» **Instrução escrita A**
Troque "value-label" por "value-tag" nas linhas da listagem que vão do início dela até a linha que contém "- q5-label-box-1: [1419, 1290, 1522, 1335]", incluindo as duas pontas, e devolva essas linhas sem nenhuma outra alteração.

Quem é o monstro e o homem quem é?
Hoje vamos falar sobre uma animação, mas não é a versão Disney de O Corcunda de Notre Dame, de onde pinçamos o título acima.
O Corcunda é uma obra sobre a qual vamos falar num artigo futuro, tal sua importância. Mas a frase surrupiada cai como uma luva para definir o conceito da franquia Hotel Transilvânia, iniciada em 2012 e com uma quarta parte chegando nesse 2021.
Se você nunca ouviu falar dessa série de animações em longa-metragem, uma produção da Sony Pictures Animation, é o seguinte: Drácula, príncipe das trevas, cansou de fugir da perseguição de humanos enfurecidos e deseja viver uma vidinha pacata.
Surge a ideia de criar um lugar seguro, para refugiar a si mesmo e sua família, além de muitos outros monstros vítimas da humanidade. Transforma seu imponente castelo em um hotel de luxo, onde obviamente, humanos não são permitidos.
Casos de Família
Espera aí: família? Sim, Drácula tem uma filha adolescente, prestes a completar 118 aninhos. Ele cria a garota sozinho desde que sua esposa foi morta por, adivinhe só, humanos enfurecidos portando tochas e forcados.
Como toda adolescente, a curiosa Mavis quer conhecer lugares além do castelo/hotel onde vive desde que nasceu. E como todo pai superprotetor, Drácula faz de tudo, tudo mesmo para que a filha não ultrapasse os limites das muralhas.
Para que nada saia errado, o vampiro conta com a ajuda de uma legião de empregados-zumbis, e alguns amigos de longa data: Frank, o famoso monstro de Frankenstein; Murray, uma múmia; Griffin, o homem invisível, e Wayne, um cansado lobisomem. Sem contar Blob, uma… gelatina viva.
O Turista Acidental
Mas às vésperas da comemoração do aniversário de Mavis, chega às portas do hotel um viajante: Johnny, um mochileiro completamente perdido, sem noção e… humano.
Drácula percebe que não pode simplesmente eliminá-lo, e se vê obrigado a aceitar o rapaz no hotel, escondendo-o dos hóspedes e amigos. Só que Johnny acaba se misturando ao grupo, causando em pouco tempo o caos e fazendo com que todos – sobretudo monstros – descubram o valor da tolerância. Não dá pra contar mais que isso sem estragar.
A grande família
Em 2015, Hotel Transilvânia 2 trouxe os desdobramentos desta primeira aventura, trazendo novos personagens, como a família humana de Johnny, o pai de Drácula (Vlad Dracul, uma alusão direta ao pai do “Drácula” real, Vlad Tepes) e um certo garotinho sobre o qual não posso me estender pra não estragar o segundo filme.
Em 2018, foi a vez de Hotel Transilvânia 3: Férias Monstruosas, onde à beira de uma crise de estresse pelo trabalho e de muita solidão, Drácula embarca (com família e amigos) num cruzeiro marítimo de proporções monstruosas.
Acaba conhecendo a Capitã Ericka, que vai fazer com que reveja vários conceitos sobre sua vida. Hotel Transilvânia 3 apresenta Abraham Van Helsing, arqui-inimigo clássico do vampirão em suas principais histórias. Daqui pra frente, preciso manter silêncio absoluto.

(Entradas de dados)

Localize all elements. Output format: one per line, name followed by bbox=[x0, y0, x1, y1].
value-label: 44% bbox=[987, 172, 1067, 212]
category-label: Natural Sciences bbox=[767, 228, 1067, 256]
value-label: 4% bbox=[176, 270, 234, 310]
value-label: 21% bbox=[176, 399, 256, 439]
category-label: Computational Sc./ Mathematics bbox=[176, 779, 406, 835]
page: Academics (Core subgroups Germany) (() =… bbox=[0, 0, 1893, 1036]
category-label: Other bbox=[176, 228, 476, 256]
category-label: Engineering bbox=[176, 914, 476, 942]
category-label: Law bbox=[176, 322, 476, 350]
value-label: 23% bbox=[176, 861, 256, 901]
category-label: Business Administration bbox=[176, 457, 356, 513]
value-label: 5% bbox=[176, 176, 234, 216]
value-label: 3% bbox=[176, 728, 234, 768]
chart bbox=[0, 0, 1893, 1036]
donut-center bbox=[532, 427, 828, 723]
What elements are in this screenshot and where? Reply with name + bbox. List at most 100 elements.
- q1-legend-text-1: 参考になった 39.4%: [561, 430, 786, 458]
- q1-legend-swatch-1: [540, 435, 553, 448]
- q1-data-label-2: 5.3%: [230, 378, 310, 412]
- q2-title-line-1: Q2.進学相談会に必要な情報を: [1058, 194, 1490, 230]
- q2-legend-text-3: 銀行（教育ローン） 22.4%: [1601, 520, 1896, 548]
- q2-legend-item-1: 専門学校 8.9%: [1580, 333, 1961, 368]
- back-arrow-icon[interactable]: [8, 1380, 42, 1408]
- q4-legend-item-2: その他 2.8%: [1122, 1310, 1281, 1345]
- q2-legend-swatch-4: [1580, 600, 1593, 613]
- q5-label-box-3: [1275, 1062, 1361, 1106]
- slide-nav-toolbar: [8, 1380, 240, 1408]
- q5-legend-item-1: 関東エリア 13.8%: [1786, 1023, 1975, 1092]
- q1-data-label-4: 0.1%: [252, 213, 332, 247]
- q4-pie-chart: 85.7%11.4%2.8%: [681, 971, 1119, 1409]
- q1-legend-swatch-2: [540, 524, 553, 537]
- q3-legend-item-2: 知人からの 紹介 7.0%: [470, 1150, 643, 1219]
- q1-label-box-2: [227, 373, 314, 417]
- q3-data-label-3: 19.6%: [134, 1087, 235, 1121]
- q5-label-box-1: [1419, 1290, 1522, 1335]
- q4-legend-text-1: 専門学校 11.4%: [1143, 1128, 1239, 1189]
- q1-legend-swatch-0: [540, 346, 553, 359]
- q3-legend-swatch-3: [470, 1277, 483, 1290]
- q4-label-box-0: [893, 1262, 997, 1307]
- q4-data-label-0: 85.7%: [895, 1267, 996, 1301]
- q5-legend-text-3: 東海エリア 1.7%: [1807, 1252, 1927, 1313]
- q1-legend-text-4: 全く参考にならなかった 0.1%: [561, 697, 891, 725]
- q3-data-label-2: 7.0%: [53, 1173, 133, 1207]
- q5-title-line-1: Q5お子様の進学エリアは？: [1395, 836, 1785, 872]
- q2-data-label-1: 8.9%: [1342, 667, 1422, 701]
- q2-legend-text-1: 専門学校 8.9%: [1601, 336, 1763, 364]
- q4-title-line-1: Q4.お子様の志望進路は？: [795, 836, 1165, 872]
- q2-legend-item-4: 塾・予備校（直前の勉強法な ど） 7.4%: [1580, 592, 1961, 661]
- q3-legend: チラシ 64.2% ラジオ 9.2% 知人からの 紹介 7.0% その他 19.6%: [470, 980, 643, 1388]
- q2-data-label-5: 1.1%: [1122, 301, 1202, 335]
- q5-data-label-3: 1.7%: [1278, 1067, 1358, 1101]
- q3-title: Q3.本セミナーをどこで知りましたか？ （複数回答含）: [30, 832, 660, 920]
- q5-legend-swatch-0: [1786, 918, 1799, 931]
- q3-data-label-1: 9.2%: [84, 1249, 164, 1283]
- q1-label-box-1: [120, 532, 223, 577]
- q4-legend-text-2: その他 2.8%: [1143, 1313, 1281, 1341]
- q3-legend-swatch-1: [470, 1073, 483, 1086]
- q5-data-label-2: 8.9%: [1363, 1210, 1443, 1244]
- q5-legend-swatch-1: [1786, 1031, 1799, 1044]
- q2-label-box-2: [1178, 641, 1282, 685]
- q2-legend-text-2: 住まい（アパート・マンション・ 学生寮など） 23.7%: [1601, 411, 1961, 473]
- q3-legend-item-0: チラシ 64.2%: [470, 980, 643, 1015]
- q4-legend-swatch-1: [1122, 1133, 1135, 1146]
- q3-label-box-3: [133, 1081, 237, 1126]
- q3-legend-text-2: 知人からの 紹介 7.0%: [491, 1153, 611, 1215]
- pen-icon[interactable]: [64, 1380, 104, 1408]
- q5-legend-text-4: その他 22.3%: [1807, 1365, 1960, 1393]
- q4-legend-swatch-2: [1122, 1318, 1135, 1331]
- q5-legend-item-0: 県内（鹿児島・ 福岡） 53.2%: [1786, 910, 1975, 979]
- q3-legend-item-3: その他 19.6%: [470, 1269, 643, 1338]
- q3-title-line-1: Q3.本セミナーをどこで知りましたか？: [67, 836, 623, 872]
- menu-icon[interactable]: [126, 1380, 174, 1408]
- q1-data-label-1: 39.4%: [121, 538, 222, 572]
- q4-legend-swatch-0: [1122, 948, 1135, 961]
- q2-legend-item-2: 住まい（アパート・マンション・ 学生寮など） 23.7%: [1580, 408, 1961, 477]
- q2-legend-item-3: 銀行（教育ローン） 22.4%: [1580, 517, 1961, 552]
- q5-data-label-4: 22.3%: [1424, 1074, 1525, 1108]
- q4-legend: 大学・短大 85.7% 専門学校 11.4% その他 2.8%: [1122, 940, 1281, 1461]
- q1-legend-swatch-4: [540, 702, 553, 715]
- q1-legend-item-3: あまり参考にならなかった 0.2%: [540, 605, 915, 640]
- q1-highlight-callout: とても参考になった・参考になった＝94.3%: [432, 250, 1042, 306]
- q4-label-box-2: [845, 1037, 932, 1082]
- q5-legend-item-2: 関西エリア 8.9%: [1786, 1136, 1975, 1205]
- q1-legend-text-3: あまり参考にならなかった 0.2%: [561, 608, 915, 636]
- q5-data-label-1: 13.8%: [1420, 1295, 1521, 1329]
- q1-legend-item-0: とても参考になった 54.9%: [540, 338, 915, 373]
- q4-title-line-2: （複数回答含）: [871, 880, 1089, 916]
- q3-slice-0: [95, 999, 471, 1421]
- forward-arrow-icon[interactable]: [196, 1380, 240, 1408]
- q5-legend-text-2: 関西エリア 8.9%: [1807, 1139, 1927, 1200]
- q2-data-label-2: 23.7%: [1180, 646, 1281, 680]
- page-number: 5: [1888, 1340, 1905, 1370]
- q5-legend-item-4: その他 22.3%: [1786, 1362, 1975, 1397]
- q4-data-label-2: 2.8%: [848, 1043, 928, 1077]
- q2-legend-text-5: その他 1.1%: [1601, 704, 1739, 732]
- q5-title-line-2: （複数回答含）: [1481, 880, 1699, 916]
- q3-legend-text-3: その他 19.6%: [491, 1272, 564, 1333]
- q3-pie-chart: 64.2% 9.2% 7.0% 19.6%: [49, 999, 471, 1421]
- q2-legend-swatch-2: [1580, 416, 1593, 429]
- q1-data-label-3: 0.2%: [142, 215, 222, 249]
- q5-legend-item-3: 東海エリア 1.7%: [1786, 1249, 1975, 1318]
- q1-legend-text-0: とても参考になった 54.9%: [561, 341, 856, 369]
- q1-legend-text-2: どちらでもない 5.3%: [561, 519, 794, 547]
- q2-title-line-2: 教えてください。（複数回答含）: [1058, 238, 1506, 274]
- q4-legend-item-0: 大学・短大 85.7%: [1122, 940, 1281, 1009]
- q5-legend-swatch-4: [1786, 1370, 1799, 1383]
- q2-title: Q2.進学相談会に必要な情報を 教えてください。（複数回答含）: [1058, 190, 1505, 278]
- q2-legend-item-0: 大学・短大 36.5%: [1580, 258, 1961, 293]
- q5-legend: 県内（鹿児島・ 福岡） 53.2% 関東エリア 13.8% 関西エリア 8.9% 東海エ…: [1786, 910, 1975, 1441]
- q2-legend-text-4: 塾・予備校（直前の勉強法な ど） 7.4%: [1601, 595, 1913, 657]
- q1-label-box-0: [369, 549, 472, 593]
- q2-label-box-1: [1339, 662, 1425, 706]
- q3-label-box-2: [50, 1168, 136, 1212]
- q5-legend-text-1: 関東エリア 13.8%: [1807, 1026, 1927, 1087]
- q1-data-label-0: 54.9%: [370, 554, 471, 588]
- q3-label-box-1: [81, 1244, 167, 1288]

» **Instrução escrita B**
Responda com base no artigo sobre Hotel Transilvânia:
(i) Qual empresa produz a série de animações?
(ii) Que idade Mavis está prestes a completar?
(iii) Em que ano saiu Hotel Transilvânia 3: Férias Monstruosas?

» **Resposta do exercício A**
Localize all elements. Output format: one per line, name followed by bbox=[x0, y0, x1, y1].
value-tag: 44% bbox=[987, 172, 1067, 212]
category-label: Natural Sciences bbox=[767, 228, 1067, 256]
value-tag: 4% bbox=[176, 270, 234, 310]
value-tag: 21% bbox=[176, 399, 256, 439]
category-label: Computational Sc./ Mathematics bbox=[176, 779, 406, 835]
page: Academics (Core subgroups Germany) (() =… bbox=[0, 0, 1893, 1036]
category-label: Other bbox=[176, 228, 476, 256]
category-label: Engineering bbox=[176, 914, 476, 942]
category-label: Law bbox=[176, 322, 476, 350]
value-tag: 23% bbox=[176, 861, 256, 901]
category-label: Business Administration bbox=[176, 457, 356, 513]
value-tag: 5% bbox=[176, 176, 234, 216]
value-tag: 3% bbox=[176, 728, 234, 768]
chart bbox=[0, 0, 1893, 1036]
donut-center bbox=[532, 427, 828, 723]
What elements are in this screenshot and where? Reply with name + bbox. List at most 100 elements.
- q1-legend-text-1: 参考になった 39.4%: [561, 430, 786, 458]
- q1-legend-swatch-1: [540, 435, 553, 448]
- q1-data-label-2: 5.3%: [230, 378, 310, 412]
- q2-title-line-1: Q2.進学相談会に必要な情報を: [1058, 194, 1490, 230]
- q2-legend-text-3: 銀行（教育ローン） 22.4%: [1601, 520, 1896, 548]
- q2-legend-item-1: 専門学校 8.9%: [1580, 333, 1961, 368]
- back-arrow-icon[interactable]: [8, 1380, 42, 1408]
- q4-legend-item-2: その他 2.8%: [1122, 1310, 1281, 1345]
- q2-legend-swatch-4: [1580, 600, 1593, 613]
- q5-label-box-3: [1275, 1062, 1361, 1106]
- slide-nav-toolbar: [8, 1380, 240, 1408]
- q5-legend-item-1: 関東エリア 13.8%: [1786, 1023, 1975, 1092]
- q1-data-label-4: 0.1%: [252, 213, 332, 247]
- q4-pie-chart: 85.7%11.4%2.8%: [681, 971, 1119, 1409]
- q1-legend-swatch-2: [540, 524, 553, 537]
- q3-legend-item-2: 知人からの 紹介 7.0%: [470, 1150, 643, 1219]
- q1-label-box-2: [227, 373, 314, 417]
- q3-data-label-3: 19.6%: [134, 1087, 235, 1121]
- q5-label-box-1: [1419, 1290, 1522, 1335]

» **Resposta do exercício B**
(i) Sony Pictures Animation.
(ii) 118 anos.
(iii) Em 2018.